◆ Problem description: Transcribe the records exactly from the line with "What text is on this page?" to the end, both included.

◆ Task data:
● ● ● ● ●

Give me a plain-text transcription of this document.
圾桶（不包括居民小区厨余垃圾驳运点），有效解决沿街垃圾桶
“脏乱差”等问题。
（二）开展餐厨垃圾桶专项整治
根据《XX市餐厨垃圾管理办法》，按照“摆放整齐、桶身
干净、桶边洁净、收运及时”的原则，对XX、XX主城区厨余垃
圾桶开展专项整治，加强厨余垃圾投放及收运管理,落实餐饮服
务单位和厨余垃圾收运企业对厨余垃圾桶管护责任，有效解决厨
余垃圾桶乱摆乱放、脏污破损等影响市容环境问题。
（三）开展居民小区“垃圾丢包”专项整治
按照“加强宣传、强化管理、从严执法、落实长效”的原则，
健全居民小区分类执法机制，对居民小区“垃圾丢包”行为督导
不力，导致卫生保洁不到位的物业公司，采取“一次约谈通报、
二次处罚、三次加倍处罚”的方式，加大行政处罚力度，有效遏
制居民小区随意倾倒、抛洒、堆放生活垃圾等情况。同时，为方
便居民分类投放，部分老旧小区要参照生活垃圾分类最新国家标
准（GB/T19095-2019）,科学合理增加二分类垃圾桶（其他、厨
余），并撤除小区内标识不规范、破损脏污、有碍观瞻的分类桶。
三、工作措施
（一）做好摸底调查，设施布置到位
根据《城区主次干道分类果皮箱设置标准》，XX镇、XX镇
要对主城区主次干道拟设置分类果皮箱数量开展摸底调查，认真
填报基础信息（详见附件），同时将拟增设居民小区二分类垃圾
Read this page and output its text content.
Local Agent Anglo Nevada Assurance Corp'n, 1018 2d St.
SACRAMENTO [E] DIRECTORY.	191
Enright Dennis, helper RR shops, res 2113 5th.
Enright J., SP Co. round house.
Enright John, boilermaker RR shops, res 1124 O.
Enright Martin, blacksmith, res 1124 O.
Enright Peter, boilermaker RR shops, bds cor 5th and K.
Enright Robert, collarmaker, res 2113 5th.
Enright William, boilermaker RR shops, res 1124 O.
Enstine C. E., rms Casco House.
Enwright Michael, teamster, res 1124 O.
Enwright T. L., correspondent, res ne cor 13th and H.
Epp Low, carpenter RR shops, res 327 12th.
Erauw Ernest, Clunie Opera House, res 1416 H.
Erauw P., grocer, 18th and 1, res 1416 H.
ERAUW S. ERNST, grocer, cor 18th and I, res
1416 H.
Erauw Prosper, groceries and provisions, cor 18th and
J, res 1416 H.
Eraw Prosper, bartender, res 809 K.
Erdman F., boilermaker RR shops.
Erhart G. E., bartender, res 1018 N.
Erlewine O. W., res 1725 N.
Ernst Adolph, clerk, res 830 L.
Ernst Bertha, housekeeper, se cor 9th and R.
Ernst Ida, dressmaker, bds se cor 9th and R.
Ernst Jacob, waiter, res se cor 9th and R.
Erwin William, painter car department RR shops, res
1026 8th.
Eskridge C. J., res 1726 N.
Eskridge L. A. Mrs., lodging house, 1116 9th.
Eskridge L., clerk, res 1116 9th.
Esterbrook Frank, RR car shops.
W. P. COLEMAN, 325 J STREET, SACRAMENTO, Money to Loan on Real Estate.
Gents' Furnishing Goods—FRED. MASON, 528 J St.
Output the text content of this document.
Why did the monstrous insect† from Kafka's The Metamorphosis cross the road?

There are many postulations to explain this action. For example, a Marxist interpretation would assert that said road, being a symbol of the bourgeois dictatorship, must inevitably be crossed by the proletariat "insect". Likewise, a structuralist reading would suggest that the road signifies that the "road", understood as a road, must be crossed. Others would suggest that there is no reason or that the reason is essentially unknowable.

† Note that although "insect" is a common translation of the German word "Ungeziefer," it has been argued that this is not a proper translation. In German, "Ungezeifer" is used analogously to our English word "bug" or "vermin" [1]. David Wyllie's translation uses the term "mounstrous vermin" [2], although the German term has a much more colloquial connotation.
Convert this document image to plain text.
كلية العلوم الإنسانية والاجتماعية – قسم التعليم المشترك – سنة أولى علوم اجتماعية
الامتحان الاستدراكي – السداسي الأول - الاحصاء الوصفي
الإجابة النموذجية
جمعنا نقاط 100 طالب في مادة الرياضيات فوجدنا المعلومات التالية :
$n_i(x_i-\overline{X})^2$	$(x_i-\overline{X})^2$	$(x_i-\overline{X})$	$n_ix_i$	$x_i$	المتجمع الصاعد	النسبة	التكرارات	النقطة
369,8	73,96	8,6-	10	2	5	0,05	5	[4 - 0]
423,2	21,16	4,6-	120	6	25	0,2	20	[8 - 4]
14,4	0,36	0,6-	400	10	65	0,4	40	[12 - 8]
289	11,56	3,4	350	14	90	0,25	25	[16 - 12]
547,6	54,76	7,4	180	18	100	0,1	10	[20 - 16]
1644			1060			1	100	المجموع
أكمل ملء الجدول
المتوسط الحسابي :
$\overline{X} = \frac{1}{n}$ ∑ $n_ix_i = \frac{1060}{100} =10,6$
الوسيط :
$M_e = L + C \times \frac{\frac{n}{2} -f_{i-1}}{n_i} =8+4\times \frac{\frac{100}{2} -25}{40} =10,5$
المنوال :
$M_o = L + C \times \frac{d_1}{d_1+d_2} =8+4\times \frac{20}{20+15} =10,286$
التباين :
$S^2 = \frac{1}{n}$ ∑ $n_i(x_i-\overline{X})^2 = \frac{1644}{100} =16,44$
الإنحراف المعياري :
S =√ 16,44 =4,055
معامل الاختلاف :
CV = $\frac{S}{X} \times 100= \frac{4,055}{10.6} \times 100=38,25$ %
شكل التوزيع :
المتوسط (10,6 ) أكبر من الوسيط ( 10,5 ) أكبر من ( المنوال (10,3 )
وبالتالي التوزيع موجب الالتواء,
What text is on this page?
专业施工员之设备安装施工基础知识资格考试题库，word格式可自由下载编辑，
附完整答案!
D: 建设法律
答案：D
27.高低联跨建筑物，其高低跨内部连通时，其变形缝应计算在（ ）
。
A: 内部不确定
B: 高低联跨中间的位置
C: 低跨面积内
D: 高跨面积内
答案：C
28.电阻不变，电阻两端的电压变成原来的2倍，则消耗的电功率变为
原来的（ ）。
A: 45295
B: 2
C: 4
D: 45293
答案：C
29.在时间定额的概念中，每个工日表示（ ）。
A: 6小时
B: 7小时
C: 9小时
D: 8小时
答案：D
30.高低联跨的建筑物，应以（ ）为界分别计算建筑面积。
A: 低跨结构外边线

● ● ● ● ●

◆ Solution to the problem:
What text is on this page?
专业施工员之设备安装施工基础知识资格考试题库，word格式可自由下载编辑，
附完整答案!
D: 建设法律
答案：D
27.高低联跨建筑物，其高低跨内部连通时，其变形缝应计算在（ ）
。
A: 内部不确定
B: 高低联跨中间的位置
C: 低跨面积内
D: 高跨面积内
答案：C
28.电阻不变，电阻两端的电压变成原来的2倍，则消耗的电功率变为
原来的（ ）。
A: 45295
B: 2
C: 4
D: 45293
答案：C
29.在时间定额的概念中，每个工日表示（ ）。
A: 6小时
B: 7小时
C: 9小时
D: 8小时
答案：D
30.高低联跨的建筑物，应以（ ）为界分别计算建筑面积。
A: 低跨结构外边线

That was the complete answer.